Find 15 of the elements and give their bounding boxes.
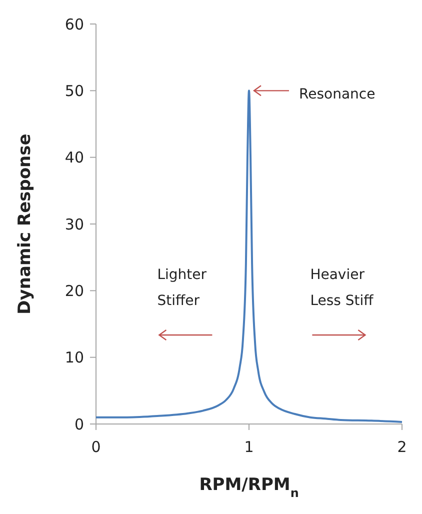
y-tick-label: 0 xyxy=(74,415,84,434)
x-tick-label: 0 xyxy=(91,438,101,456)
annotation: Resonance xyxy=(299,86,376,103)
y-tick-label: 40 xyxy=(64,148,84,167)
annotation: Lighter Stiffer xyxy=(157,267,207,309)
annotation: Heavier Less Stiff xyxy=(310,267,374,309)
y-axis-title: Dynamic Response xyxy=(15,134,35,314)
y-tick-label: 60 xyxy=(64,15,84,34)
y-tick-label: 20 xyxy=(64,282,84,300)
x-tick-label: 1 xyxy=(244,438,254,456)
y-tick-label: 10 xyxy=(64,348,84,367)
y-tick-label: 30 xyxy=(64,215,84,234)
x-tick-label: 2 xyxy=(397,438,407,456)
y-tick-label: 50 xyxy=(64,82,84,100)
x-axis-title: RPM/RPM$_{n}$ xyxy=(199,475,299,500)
◆ ◆ ◆
* **TASK DETAILS**
Locate every line in the entries above that contains the string "axis" and copy each one in full. Matching is case-sensitive.

* **FULL RESPONSE**
y-axis-title: Dynamic Response xyxy=(15,134,35,314)
x-axis-title: RPM/RPM$_{n}$ xyxy=(199,475,299,500)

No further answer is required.